**WHAT YOU ARE ASKED TO DO**
All of the listing below must be repeated word for word. Pictures are the only thing to omit.

(Data entries)
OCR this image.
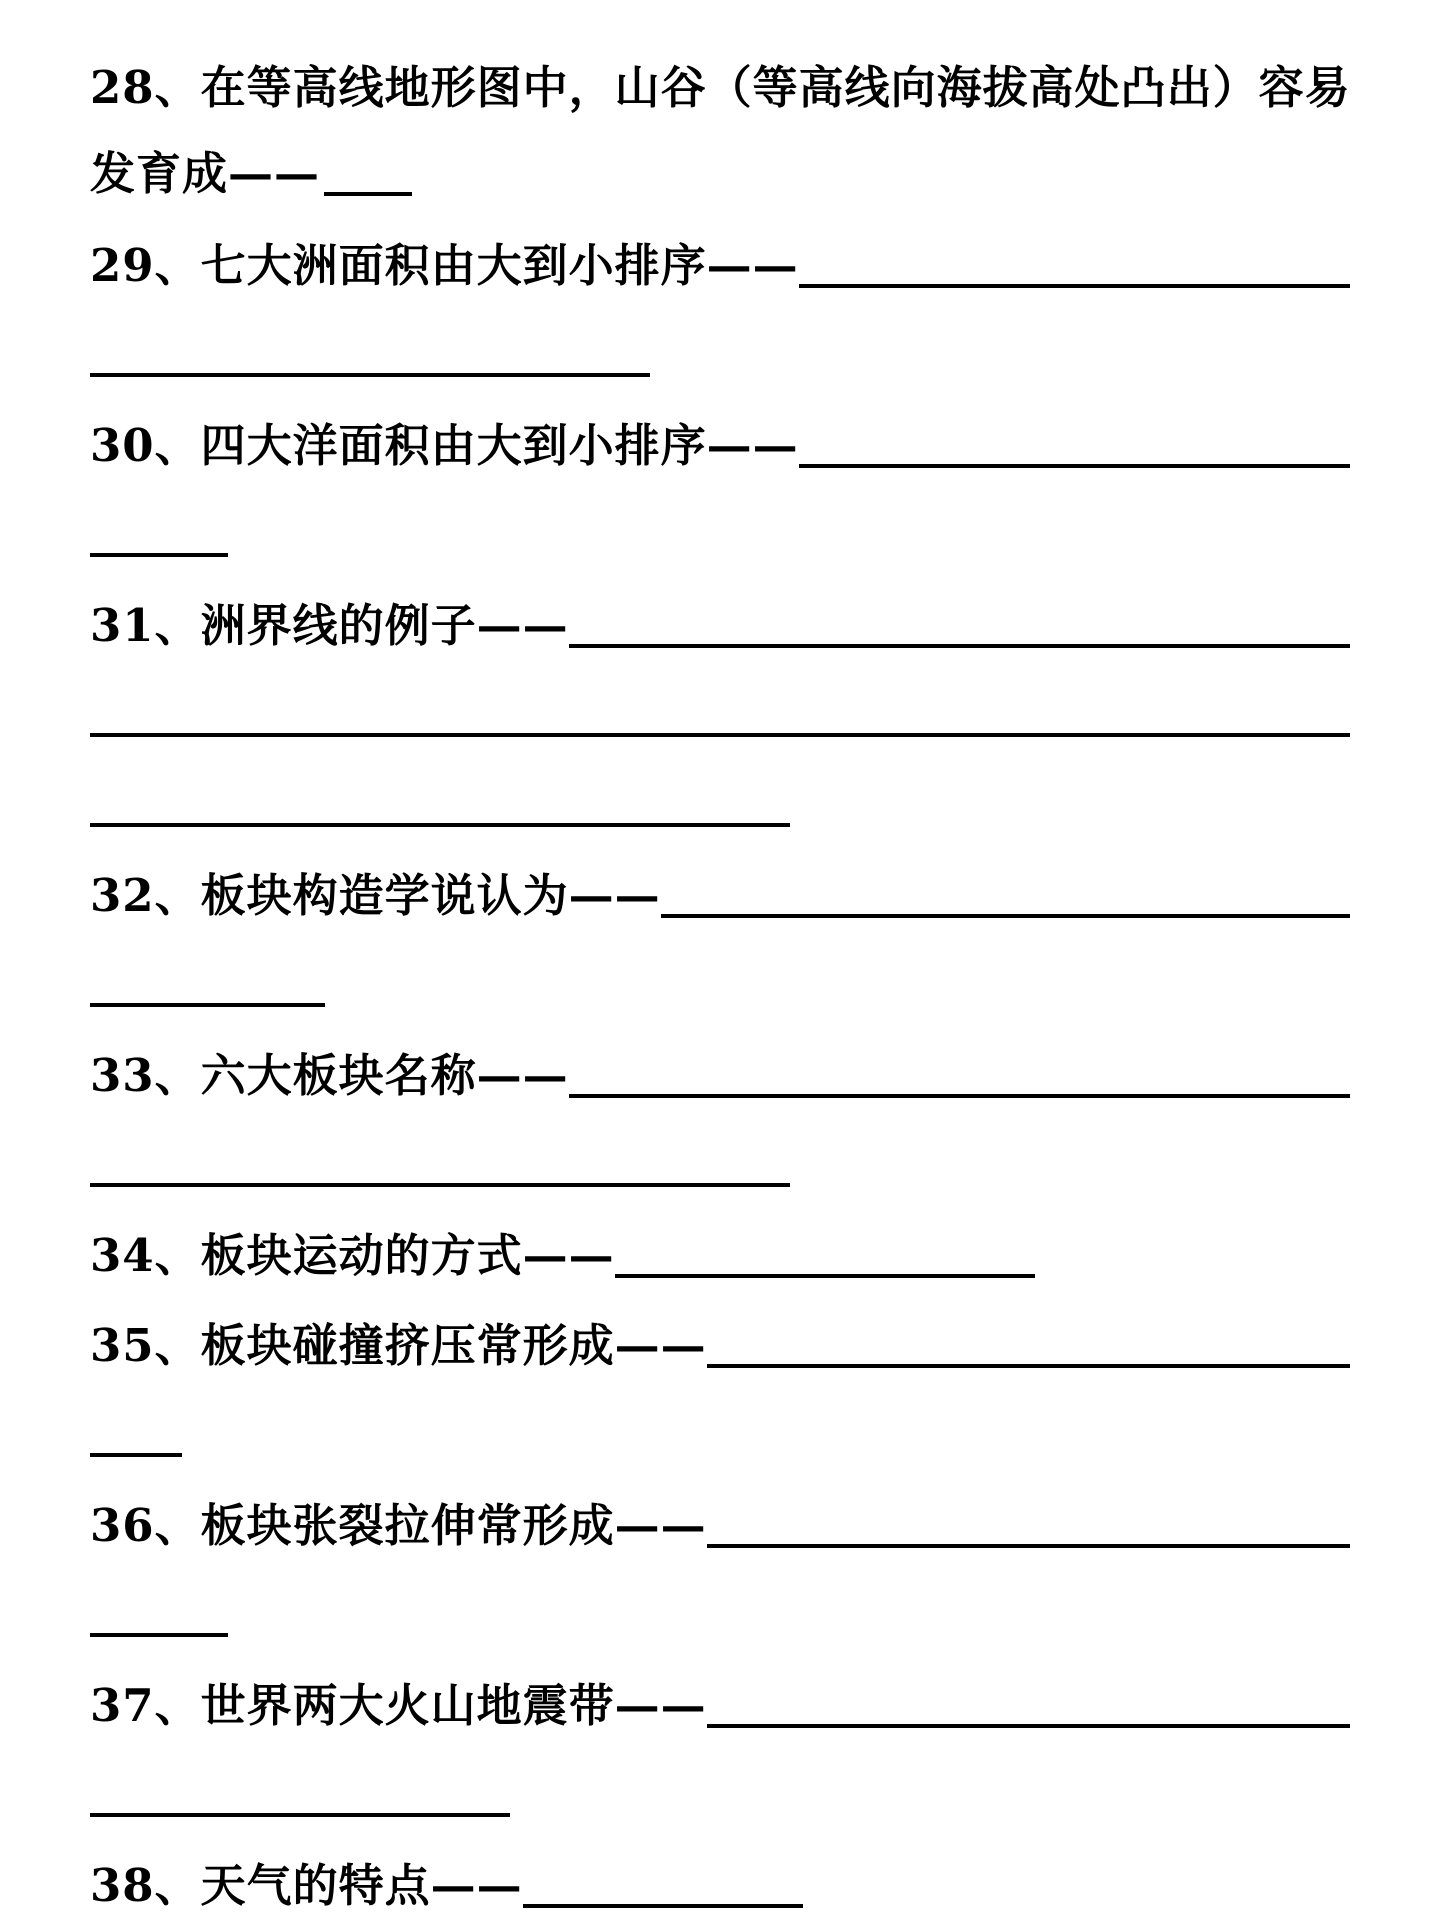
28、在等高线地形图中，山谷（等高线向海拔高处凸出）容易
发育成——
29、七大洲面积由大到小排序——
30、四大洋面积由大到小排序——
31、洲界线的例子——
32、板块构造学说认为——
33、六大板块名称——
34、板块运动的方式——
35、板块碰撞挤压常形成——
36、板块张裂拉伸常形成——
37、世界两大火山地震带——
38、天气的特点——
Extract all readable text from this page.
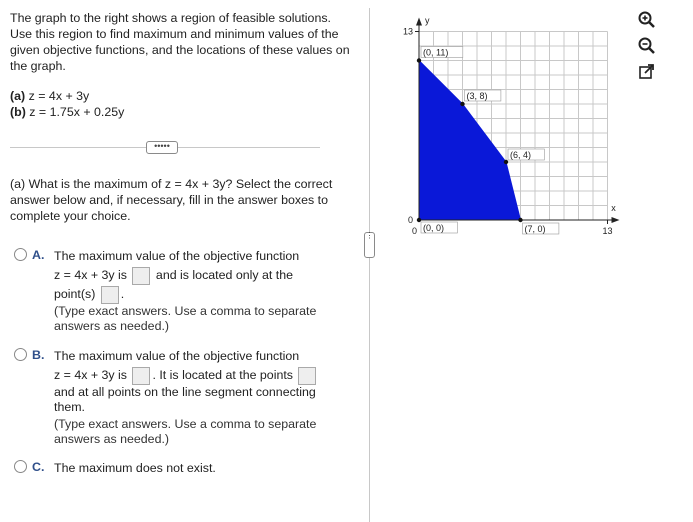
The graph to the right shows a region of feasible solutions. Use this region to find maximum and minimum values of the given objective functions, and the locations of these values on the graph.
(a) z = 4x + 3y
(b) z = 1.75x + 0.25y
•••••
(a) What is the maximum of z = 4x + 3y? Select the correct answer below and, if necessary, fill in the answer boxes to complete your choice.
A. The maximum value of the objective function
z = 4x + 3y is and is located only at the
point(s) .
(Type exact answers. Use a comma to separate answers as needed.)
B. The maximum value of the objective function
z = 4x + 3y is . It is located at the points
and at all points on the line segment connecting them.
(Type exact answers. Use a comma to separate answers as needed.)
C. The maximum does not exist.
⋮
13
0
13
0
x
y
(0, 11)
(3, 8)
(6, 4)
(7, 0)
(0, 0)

**COMPLETE OUTPUT**
OCR this image.
28、在等高线地形图中，山谷（等高线向海拔高处凸出）容易
发育成——
29、七大洲面积由大到小排序——
30、四大洋面积由大到小排序——
31、洲界线的例子——
32、板块构造学说认为——
33、六大板块名称——
34、板块运动的方式——
35、板块碰撞挤压常形成——
36、板块张裂拉伸常形成——
37、世界两大火山地震带——
38、天气的特点——
Extract all readable text from this page.
The graph to the right shows a region of feasible solutions. Use this region to find maximum and minimum values of the given objective functions, and the locations of these values on the graph.
(a) z = 4x + 3y
(b) z = 1.75x + 0.25y
•••••
(a) What is the maximum of z = 4x + 3y? Select the correct answer below and, if necessary, fill in the answer boxes to complete your choice.
A. The maximum value of the objective function
z = 4x + 3y is and is located only at the
point(s) .
(Type exact answers. Use a comma to separate answers as needed.)
B. The maximum value of the objective function
z = 4x + 3y is . It is located at the points
and at all points on the line segment connecting them.
(Type exact answers. Use a comma to separate answers as needed.)
C. The maximum does not exist.
⋮
13
0
13
0
x
y
(0, 11)
(3, 8)
(6, 4)
(7, 0)
(0, 0)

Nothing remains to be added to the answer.